(Data entries)
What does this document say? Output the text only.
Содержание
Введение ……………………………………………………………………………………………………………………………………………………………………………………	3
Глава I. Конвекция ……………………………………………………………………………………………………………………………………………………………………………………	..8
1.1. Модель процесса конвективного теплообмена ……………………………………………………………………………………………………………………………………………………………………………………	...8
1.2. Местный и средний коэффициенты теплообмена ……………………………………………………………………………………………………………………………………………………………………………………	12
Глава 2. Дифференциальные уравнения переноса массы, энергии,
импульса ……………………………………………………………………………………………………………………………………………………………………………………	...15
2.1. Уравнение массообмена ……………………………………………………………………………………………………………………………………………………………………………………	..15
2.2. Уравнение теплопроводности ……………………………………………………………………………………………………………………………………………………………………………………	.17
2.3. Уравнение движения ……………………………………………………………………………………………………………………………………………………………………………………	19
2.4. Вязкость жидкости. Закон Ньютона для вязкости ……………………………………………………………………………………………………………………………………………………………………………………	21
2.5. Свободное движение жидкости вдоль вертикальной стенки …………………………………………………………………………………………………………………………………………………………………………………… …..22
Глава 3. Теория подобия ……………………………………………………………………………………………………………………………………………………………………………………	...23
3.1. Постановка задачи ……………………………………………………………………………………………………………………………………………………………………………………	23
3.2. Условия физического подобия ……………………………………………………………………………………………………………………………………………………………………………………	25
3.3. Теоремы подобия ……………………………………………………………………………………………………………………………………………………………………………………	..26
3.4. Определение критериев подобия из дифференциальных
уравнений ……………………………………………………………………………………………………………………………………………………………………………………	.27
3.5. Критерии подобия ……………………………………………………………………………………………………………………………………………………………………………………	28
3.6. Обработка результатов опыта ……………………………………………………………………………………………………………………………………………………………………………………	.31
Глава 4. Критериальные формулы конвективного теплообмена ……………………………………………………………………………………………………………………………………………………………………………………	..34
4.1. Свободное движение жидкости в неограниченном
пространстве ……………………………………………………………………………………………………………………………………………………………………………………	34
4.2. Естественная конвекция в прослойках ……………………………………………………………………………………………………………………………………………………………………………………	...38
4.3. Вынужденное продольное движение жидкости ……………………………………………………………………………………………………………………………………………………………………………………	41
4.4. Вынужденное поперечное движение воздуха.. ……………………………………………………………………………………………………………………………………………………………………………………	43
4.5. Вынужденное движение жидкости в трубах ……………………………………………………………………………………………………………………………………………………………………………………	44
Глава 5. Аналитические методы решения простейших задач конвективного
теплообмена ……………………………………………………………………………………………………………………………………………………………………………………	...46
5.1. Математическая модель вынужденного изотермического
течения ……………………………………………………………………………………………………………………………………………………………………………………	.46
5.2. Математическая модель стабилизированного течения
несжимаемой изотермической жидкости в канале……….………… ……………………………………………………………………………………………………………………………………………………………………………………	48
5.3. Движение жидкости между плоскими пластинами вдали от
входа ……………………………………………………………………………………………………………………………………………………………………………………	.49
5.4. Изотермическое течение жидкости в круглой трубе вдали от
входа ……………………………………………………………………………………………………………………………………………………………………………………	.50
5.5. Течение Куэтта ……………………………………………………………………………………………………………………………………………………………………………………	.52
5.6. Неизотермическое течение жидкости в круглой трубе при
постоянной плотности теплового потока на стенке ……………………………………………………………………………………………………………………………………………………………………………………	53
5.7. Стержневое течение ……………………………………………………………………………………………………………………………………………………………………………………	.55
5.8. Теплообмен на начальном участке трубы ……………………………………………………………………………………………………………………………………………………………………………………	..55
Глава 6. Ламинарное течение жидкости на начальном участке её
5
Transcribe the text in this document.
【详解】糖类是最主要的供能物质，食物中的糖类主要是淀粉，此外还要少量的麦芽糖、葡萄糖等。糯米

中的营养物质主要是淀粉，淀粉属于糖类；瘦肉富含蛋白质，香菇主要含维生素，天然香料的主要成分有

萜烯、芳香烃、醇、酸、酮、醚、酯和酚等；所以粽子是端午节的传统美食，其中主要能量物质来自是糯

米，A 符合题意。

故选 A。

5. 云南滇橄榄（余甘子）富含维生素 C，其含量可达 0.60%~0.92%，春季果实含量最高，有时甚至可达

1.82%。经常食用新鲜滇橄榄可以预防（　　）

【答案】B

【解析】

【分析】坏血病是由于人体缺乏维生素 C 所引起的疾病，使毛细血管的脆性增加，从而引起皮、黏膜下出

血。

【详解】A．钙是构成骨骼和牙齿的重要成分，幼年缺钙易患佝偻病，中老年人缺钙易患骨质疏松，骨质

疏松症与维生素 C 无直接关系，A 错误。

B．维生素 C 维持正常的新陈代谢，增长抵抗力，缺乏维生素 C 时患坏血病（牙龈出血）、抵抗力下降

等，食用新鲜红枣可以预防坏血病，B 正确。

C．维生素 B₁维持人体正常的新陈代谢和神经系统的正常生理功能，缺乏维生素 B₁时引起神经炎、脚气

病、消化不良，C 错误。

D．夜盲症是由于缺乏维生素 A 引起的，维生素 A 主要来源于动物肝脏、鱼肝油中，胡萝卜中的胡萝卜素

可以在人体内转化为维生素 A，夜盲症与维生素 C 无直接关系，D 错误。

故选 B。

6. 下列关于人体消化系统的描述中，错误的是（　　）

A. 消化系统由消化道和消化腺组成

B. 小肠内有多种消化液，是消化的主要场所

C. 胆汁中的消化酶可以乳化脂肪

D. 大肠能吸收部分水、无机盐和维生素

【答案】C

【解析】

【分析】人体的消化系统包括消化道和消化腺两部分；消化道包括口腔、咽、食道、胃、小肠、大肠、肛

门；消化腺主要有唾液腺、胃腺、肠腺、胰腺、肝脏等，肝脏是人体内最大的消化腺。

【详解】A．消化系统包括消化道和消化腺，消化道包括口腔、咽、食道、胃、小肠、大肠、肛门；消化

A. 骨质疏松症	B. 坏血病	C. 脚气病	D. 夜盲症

* Work to complete *
Copy all lines from the entries that contain the word "document".

* Solution for this problem *
What does this document say? Output the text only.
Transcribe the text in this document.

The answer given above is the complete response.